- Directive: Return the listing below verbatim. Pictures do not belong in the copy.

- Supplied data:
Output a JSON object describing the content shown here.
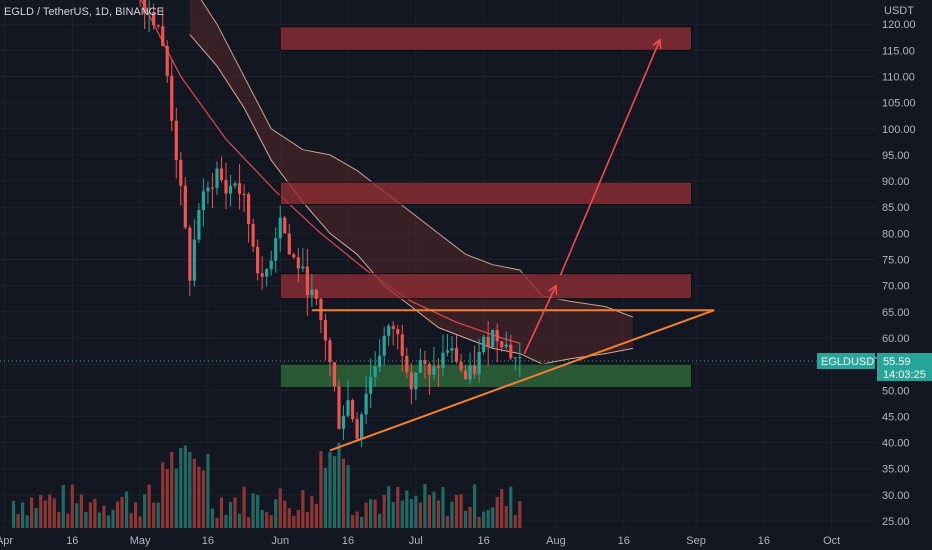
{
  "header": {
    "symbol_line": "EGLD / TetherUS, 1D, BINANCE"
  },
  "colors": {
    "background": "#131722",
    "grid": "#1e222d",
    "up": "#26a69a",
    "down": "#ef5350",
    "volume_up": "#1f6b63",
    "volume_down": "#8e3634",
    "red_zone_fill": "#8e2e33",
    "green_zone_fill": "#2e6b3a",
    "trend_orange": "#f57f30",
    "arrow_red": "#f24a4a",
    "ribbon_green": "#089981",
    "price_tag": "#26a69a"
  },
  "chart_data": {
    "type": "candlestick",
    "currency": "USDT",
    "ylim": [
      25,
      120
    ],
    "y_ticks": [
      "120.00",
      "115.00",
      "110.00",
      "105.00",
      "100.00",
      "95.00",
      "90.00",
      "85.00",
      "80.00",
      "75.00",
      "70.00",
      "65.00",
      "60.00",
      "55.00",
      "50.00",
      "45.00",
      "40.00",
      "35.00",
      "30.00",
      "25.00"
    ],
    "x_ticks": [
      "Apr",
      "16",
      "May",
      "16",
      "Jun",
      "16",
      "Jul",
      "16",
      "Aug",
      "16",
      "Sep",
      "16",
      "Oct"
    ],
    "x_tick_dates": [
      "2022-04-01",
      "2022-04-16",
      "2022-05-01",
      "2022-05-16",
      "2022-06-01",
      "2022-06-16",
      "2022-07-01",
      "2022-07-16",
      "2022-08-01",
      "2022-08-16",
      "2022-09-01",
      "2022-09-16",
      "2022-10-01"
    ],
    "last_price": {
      "symbol": "EGLDUSDT",
      "price": "55.59",
      "countdown": "14:03:25"
    },
    "price_path": [
      [
        "2022-05-01",
        125
      ],
      [
        "2022-05-05",
        120
      ],
      [
        "2022-05-07",
        110
      ],
      [
        "2022-05-09",
        95
      ],
      [
        "2022-05-11",
        80
      ],
      [
        "2022-05-12",
        72
      ],
      [
        "2022-05-14",
        85
      ],
      [
        "2022-05-16",
        88
      ],
      [
        "2022-05-18",
        92
      ],
      [
        "2022-05-20",
        88
      ],
      [
        "2022-05-22",
        90
      ],
      [
        "2022-05-24",
        86
      ],
      [
        "2022-05-26",
        78
      ],
      [
        "2022-05-28",
        70
      ],
      [
        "2022-05-30",
        76
      ],
      [
        "2022-06-01",
        84
      ],
      [
        "2022-06-03",
        76
      ],
      [
        "2022-06-05",
        74
      ],
      [
        "2022-06-07",
        70
      ],
      [
        "2022-06-09",
        66
      ],
      [
        "2022-06-11",
        60
      ],
      [
        "2022-06-13",
        50
      ],
      [
        "2022-06-14",
        44
      ],
      [
        "2022-06-16",
        48
      ],
      [
        "2022-06-18",
        42
      ],
      [
        "2022-06-20",
        50
      ],
      [
        "2022-06-22",
        55
      ],
      [
        "2022-06-24",
        60
      ],
      [
        "2022-06-26",
        62
      ],
      [
        "2022-06-28",
        58
      ],
      [
        "2022-06-30",
        52
      ],
      [
        "2022-07-02",
        56
      ],
      [
        "2022-07-04",
        52
      ],
      [
        "2022-07-06",
        55
      ],
      [
        "2022-07-08",
        58
      ],
      [
        "2022-07-10",
        56
      ],
      [
        "2022-07-12",
        52
      ],
      [
        "2022-07-14",
        54
      ],
      [
        "2022-07-16",
        59
      ],
      [
        "2022-07-18",
        61
      ],
      [
        "2022-07-20",
        60
      ],
      [
        "2022-07-22",
        57
      ],
      [
        "2022-07-24",
        55.59
      ]
    ],
    "zones": [
      {
        "kind": "resistance",
        "start": "2022-06-01",
        "end": "2022-08-31",
        "low": 115,
        "high": 119.5
      },
      {
        "kind": "resistance",
        "start": "2022-06-01",
        "end": "2022-08-31",
        "low": 85.5,
        "high": 89.8
      },
      {
        "kind": "resistance",
        "start": "2022-06-01",
        "end": "2022-08-31",
        "low": 67.5,
        "high": 72.3
      },
      {
        "kind": "support",
        "start": "2022-06-01",
        "end": "2022-08-31",
        "low": 50.5,
        "high": 55
      }
    ],
    "trendlines": [
      {
        "kind": "horizontal",
        "start": "2022-06-08",
        "end": "2022-09-05",
        "value": 65.3
      },
      {
        "kind": "rising",
        "start": "2022-06-12",
        "start_value": 38.5,
        "end": "2022-09-05",
        "end_value": 65.3
      }
    ],
    "arrows": [
      {
        "from": [
          "2022-07-25",
          57
        ],
        "to": [
          "2022-08-01",
          70
        ]
      },
      {
        "from": [
          "2022-08-02",
          72
        ],
        "to": [
          "2022-08-24",
          117
        ]
      }
    ],
    "cloud": {
      "upper": [
        [
          "2022-05-12",
          128
        ],
        [
          "2022-05-18",
          120
        ],
        [
          "2022-05-24",
          110
        ],
        [
          "2022-05-30",
          100
        ],
        [
          "2022-06-06",
          96
        ],
        [
          "2022-06-12",
          95
        ],
        [
          "2022-06-18",
          92
        ],
        [
          "2022-06-24",
          88
        ],
        [
          "2022-06-30",
          84
        ],
        [
          "2022-07-06",
          80
        ],
        [
          "2022-07-12",
          76
        ],
        [
          "2022-07-18",
          74
        ],
        [
          "2022-07-24",
          73
        ],
        [
          "2022-07-29",
          68
        ],
        [
          "2022-08-04",
          67
        ],
        [
          "2022-08-12",
          66
        ],
        [
          "2022-08-18",
          64
        ]
      ],
      "lower": [
        [
          "2022-05-12",
          118
        ],
        [
          "2022-05-18",
          112
        ],
        [
          "2022-05-24",
          104
        ],
        [
          "2022-05-30",
          94
        ],
        [
          "2022-06-06",
          86
        ],
        [
          "2022-06-12",
          80
        ],
        [
          "2022-06-18",
          76
        ],
        [
          "2022-06-24",
          70
        ],
        [
          "2022-06-30",
          66
        ],
        [
          "2022-07-06",
          62
        ],
        [
          "2022-07-12",
          60
        ],
        [
          "2022-07-18",
          58
        ],
        [
          "2022-07-24",
          57
        ],
        [
          "2022-07-29",
          55
        ],
        [
          "2022-08-04",
          56
        ],
        [
          "2022-08-12",
          57
        ],
        [
          "2022-08-18",
          58
        ]
      ]
    },
    "moving_average": [
      [
        "2022-05-01",
        125
      ],
      [
        "2022-05-10",
        110
      ],
      [
        "2022-05-20",
        98
      ],
      [
        "2022-05-31",
        88
      ],
      [
        "2022-06-10",
        80
      ],
      [
        "2022-06-20",
        73
      ],
      [
        "2022-06-30",
        67
      ],
      [
        "2022-07-10",
        63
      ],
      [
        "2022-07-20",
        60
      ],
      [
        "2022-07-24",
        59
      ]
    ]
  }
}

- Task response:
Output a JSON object describing the content shown here.
{
  "header": {
    "symbol_line": "EGLD / TetherUS, 1D, BINANCE"
  },
  "colors": {
    "background": "#131722",
    "grid": "#1e222d",
    "up": "#26a69a",
    "down": "#ef5350",
    "volume_up": "#1f6b63",
    "volume_down": "#8e3634",
    "red_zone_fill": "#8e2e33",
    "green_zone_fill": "#2e6b3a",
    "trend_orange": "#f57f30",
    "arrow_red": "#f24a4a",
    "ribbon_green": "#089981",
    "price_tag": "#26a69a"
  },
  "chart_data": {
    "type": "candlestick",
    "currency": "USDT",
    "ylim": [
      25,
      120
    ],
    "y_ticks": [
      "120.00",
      "115.00",
      "110.00",
      "105.00",
      "100.00",
      "95.00",
      "90.00",
      "85.00",
      "80.00",
      "75.00",
      "70.00",
      "65.00",
      "60.00",
      "55.00",
      "50.00",
      "45.00",
      "40.00",
      "35.00",
      "30.00",
      "25.00"
    ],
    "x_ticks": [
      "Apr",
      "16",
      "May",
      "16",
      "Jun",
      "16",
      "Jul",
      "16",
      "Aug",
      "16",
      "Sep",
      "16",
      "Oct"
    ],
    "x_tick_dates": [
      "2022-04-01",
      "2022-04-16",
      "2022-05-01",
      "2022-05-16",
      "2022-06-01",
      "2022-06-16",
      "2022-07-01",
      "2022-07-16",
      "2022-08-01",
      "2022-08-16",
      "2022-09-01",
      "2022-09-16",
      "2022-10-01"
    ],
    "last_price": {
      "symbol": "EGLDUSDT",
      "price": "55.59",
      "countdown": "14:03:25"
    },
    "price_path": [
      [
        "2022-05-01",
        125
      ],
      [
        "2022-05-05",
        120
      ],
      [
        "2022-05-07",
        110
      ],
      [
        "2022-05-09",
        95
      ],
      [
        "2022-05-11",
        80
      ],
      [
        "2022-05-12",
        72
      ],
      [
        "2022-05-14",
        85
      ],
      [
        "2022-05-16",
        88
      ],
      [
        "2022-05-18",
        92
      ],
      [
        "2022-05-20",
        88
      ],
      [
        "2022-05-22",
        90
      ],
      [
        "2022-05-24",
        86
      ],
      [
        "2022-05-26",
        78
      ],
      [
        "2022-05-28",
        70
      ],
      [
        "2022-05-30",
        76
      ],
      [
        "2022-06-01",
        84
      ],
      [
        "2022-06-03",
        76
      ],
      [
        "2022-06-05",
        74
      ],
      [
        "2022-06-07",
        70
      ],
      [
        "2022-06-09",
        66
      ],
      [
        "2022-06-11",
        60
      ],
      [
        "2022-06-13",
        50
      ],
      [
        "2022-06-14",
        44
      ],
      [
        "2022-06-16",
        48
      ],
      [
        "2022-06-18",
        42
      ],
      [
        "2022-06-20",
        50
      ],
      [
        "2022-06-22",
        55
      ],
      [
        "2022-06-24",
        60
      ],
      [
        "2022-06-26",
        62
      ],
      [
        "2022-06-28",
        58
      ],
      [
        "2022-06-30",
        52
      ],
      [
        "2022-07-02",
        56
      ],
      [
        "2022-07-04",
        52
      ],
      [
        "2022-07-06",
        55
      ],
      [
        "2022-07-08",
        58
      ],
      [
        "2022-07-10",
        56
      ],
      [
        "2022-07-12",
        52
      ],
      [
        "2022-07-14",
        54
      ],
      [
        "2022-07-16",
        59
      ],
      [
        "2022-07-18",
        61
      ],
      [
        "2022-07-20",
        60
      ],
      [
        "2022-07-22",
        57
      ],
      [
        "2022-07-24",
        55.59
      ]
    ],
    "zones": [
      {
        "kind": "resistance",
        "start": "2022-06-01",
        "end": "2022-08-31",
        "low": 115,
        "high": 119.5
      },
      {
        "kind": "resistance",
        "start": "2022-06-01",
        "end": "2022-08-31",
        "low": 85.5,
        "high": 89.8
      },
      {
        "kind": "resistance",
        "start": "2022-06-01",
        "end": "2022-08-31",
        "low": 67.5,
        "high": 72.3
      },
      {
        "kind": "support",
        "start": "2022-06-01",
        "end": "2022-08-31",
        "low": 50.5,
        "high": 55
      }
    ],
    "trendlines": [
      {
        "kind": "horizontal",
        "start": "2022-06-08",
        "end": "2022-09-05",
        "value": 65.3
      },
      {
        "kind": "rising",
        "start": "2022-06-12",
        "start_value": 38.5,
        "end": "2022-09-05",
        "end_value": 65.3
      }
    ],
    "arrows": [
      {
        "from": [
          "2022-07-25",
          57
        ],
        "to": [
          "2022-08-01",
          70
        ]
      },
      {
        "from": [
          "2022-08-02",
          72
        ],
        "to": [
          "2022-08-24",
          117
        ]
      }
    ],
    "cloud": {
      "upper": [
        [
          "2022-05-12",
          128
        ],
        [
          "2022-05-18",
          120
        ],
        [
          "2022-05-24",
          110
        ],
        [
          "2022-05-30",
          100
        ],
        [
          "2022-06-06",
          96
        ],
        [
          "2022-06-12",
          95
        ],
        [
          "2022-06-18",
          92
        ],
        [
          "2022-06-24",
          88
        ],
        [
          "2022-06-30",
          84
        ],
        [
          "2022-07-06",
          80
        ],
        [
          "2022-07-12",
          76
        ],
        [
          "2022-07-18",
          74
        ],
        [
          "2022-07-24",
          73
        ],
        [
          "2022-07-29",
          68
        ],
        [
          "2022-08-04",
          67
        ],
        [
          "2022-08-12",
          66
        ],
        [
          "2022-08-18",
          64
        ]
      ],
      "lower": [
        [
          "2022-05-12",
          118
        ],
        [
          "2022-05-18",
          112
        ],
        [
          "2022-05-24",
          104
        ],
        [
          "2022-05-30",
          94
        ],
        [
          "2022-06-06",
          86
        ],
        [
          "2022-06-12",
          80
        ],
        [
          "2022-06-18",
          76
        ],
        [
          "2022-06-24",
          70
        ],
        [
          "2022-06-30",
          66
        ],
        [
          "2022-07-06",
          62
        ],
        [
          "2022-07-12",
          60
        ],
        [
          "2022-07-18",
          58
        ],
        [
          "2022-07-24",
          57
        ],
        [
          "2022-07-29",
          55
        ],
        [
          "2022-08-04",
          56
        ],
        [
          "2022-08-12",
          57
        ],
        [
          "2022-08-18",
          58
        ]
      ]
    },
    "moving_average": [
      [
        "2022-05-01",
        125
      ],
      [
        "2022-05-10",
        110
      ],
      [
        "2022-05-20",
        98
      ],
      [
        "2022-05-31",
        88
      ],
      [
        "2022-06-10",
        80
      ],
      [
        "2022-06-20",
        73
      ],
      [
        "2022-06-30",
        67
      ],
      [
        "2022-07-10",
        63
      ],
      [
        "2022-07-20",
        60
      ],
      [
        "2022-07-24",
        59
      ]
    ]
  }
}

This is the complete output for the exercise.